[Dataset rows]
# # # # #

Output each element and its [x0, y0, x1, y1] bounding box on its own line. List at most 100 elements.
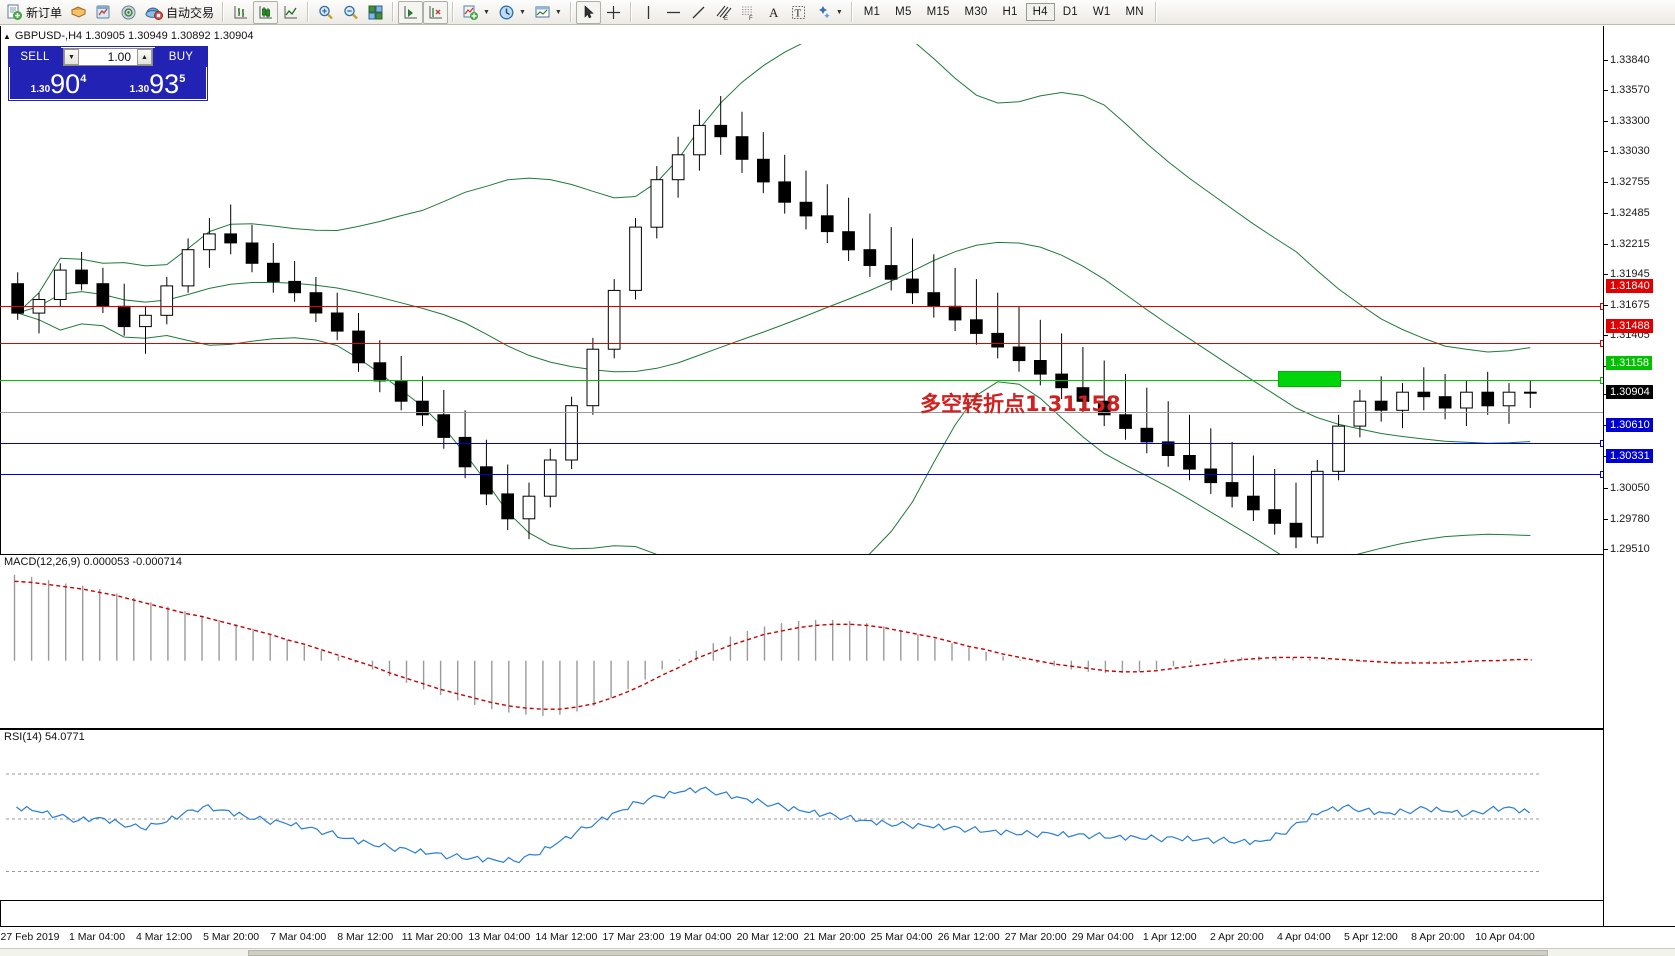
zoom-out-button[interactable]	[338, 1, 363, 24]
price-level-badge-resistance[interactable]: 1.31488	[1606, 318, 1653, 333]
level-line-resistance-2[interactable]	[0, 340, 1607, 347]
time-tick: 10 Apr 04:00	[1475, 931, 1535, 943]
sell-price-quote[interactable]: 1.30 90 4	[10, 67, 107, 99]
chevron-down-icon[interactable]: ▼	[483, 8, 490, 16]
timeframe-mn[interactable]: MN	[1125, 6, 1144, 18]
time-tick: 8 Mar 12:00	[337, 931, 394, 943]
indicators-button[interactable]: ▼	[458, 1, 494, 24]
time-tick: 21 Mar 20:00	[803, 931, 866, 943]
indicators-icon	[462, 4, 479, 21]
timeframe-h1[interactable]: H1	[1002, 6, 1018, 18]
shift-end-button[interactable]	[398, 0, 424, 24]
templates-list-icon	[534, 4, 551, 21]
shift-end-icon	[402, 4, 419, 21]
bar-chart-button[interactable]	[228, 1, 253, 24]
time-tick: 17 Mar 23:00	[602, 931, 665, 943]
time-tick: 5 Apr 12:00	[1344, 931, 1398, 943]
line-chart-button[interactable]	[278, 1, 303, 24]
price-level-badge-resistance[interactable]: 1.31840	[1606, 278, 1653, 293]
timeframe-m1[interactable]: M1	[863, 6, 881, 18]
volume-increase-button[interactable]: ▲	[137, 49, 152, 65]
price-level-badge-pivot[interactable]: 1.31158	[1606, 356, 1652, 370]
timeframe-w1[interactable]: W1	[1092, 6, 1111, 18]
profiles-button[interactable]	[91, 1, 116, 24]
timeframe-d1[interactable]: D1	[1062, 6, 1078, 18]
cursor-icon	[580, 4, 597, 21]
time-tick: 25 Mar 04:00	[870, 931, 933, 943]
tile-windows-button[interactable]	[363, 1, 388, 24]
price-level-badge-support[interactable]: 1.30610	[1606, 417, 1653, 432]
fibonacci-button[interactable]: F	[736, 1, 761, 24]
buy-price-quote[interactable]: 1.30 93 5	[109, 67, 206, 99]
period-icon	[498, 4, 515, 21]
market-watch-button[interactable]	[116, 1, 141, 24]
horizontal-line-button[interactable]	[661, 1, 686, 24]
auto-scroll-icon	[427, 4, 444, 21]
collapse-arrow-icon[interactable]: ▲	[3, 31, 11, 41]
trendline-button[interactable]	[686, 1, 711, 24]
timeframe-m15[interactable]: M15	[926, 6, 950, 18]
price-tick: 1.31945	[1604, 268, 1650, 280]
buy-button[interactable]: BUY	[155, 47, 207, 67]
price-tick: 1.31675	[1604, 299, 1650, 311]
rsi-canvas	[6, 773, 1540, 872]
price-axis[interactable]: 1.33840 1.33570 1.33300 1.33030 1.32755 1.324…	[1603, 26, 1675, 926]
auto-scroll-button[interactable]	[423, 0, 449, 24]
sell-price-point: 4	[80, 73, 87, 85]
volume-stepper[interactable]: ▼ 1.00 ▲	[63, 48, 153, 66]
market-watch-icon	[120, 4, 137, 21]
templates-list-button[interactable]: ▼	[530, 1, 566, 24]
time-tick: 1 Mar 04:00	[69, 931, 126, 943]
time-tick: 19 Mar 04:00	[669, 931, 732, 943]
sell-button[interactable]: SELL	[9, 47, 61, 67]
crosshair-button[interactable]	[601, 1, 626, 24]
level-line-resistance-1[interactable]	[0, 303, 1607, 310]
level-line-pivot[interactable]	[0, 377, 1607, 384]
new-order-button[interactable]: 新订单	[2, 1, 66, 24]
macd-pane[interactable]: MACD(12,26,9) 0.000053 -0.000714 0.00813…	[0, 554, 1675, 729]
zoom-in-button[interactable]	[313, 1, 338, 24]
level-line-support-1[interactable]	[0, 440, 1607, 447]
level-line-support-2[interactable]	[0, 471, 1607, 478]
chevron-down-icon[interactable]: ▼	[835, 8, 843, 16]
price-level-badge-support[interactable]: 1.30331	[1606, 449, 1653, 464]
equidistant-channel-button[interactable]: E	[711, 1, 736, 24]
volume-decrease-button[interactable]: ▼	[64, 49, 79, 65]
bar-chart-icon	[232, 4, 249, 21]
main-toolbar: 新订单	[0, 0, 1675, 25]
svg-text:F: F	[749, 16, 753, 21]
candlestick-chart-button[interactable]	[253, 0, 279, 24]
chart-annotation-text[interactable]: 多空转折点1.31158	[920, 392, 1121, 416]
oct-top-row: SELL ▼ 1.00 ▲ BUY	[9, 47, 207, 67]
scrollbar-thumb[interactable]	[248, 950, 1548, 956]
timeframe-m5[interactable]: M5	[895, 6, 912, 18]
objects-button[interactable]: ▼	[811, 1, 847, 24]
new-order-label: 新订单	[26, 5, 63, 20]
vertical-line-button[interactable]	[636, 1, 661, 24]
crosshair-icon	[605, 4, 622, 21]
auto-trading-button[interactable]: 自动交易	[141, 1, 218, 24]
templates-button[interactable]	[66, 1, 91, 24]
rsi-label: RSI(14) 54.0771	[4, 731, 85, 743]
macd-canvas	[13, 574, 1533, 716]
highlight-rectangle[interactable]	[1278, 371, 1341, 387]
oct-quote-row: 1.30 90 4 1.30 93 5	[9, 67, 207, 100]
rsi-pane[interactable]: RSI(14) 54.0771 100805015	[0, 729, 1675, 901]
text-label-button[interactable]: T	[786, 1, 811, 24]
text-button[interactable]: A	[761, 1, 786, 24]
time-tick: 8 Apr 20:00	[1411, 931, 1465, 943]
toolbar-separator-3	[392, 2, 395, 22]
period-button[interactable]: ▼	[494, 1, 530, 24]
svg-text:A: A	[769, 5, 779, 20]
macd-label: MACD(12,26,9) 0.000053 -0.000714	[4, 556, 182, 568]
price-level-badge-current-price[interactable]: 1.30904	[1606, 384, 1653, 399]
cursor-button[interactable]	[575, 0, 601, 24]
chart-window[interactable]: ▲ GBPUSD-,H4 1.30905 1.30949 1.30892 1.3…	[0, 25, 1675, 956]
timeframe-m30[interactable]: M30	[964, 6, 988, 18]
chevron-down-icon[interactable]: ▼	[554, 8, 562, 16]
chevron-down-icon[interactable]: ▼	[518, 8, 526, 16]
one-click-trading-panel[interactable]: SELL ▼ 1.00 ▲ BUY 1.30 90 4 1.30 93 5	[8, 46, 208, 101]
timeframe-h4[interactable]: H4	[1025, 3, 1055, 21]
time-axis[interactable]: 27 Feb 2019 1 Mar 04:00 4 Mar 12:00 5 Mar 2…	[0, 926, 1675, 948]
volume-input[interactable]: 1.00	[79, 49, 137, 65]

# # # # #

STATED GOAL = Write out the lines exactly as they appear, from the line containing "1, 363, 24]" through the line containing "1, 116, 24]".

SOLUTION TO THE PROBLEM =
zoom-out-button[interactable]	[338, 1, 363, 24]
price-level-badge-resistance[interactable]: 1.31488	[1606, 318, 1653, 333]
level-line-resistance-2[interactable]	[0, 340, 1607, 347]
time-tick: 10 Apr 04:00	[1475, 931, 1535, 943]
sell-price-quote[interactable]: 1.30 90 4	[10, 67, 107, 99]
chevron-down-icon[interactable]: ▼	[483, 8, 490, 16]
timeframe-mn[interactable]: MN	[1125, 6, 1144, 18]
time-tick: 8 Mar 12:00	[337, 931, 394, 943]
indicators-button[interactable]: ▼	[458, 1, 494, 24]
time-tick: 21 Mar 20:00	[803, 931, 866, 943]
indicators-icon	[462, 4, 479, 21]
timeframe-h1[interactable]: H1	[1002, 6, 1018, 18]
shift-end-button[interactable]	[398, 0, 424, 24]
templates-list-icon	[534, 4, 551, 21]
shift-end-icon	[402, 4, 419, 21]
bar-chart-button[interactable]	[228, 1, 253, 24]
time-tick: 17 Mar 23:00	[602, 931, 665, 943]
time-tick: 5 Apr 12:00	[1344, 931, 1398, 943]
line-chart-button[interactable]	[278, 1, 303, 24]
price-level-badge-resistance[interactable]: 1.31840	[1606, 278, 1653, 293]
timeframe-m1[interactable]: M1	[863, 6, 881, 18]
volume-increase-button[interactable]: ▲	[137, 49, 152, 65]
price-level-badge-pivot[interactable]: 1.31158	[1606, 356, 1652, 370]
timeframe-w1[interactable]: W1	[1092, 6, 1111, 18]
profiles-button[interactable]	[91, 1, 116, 24]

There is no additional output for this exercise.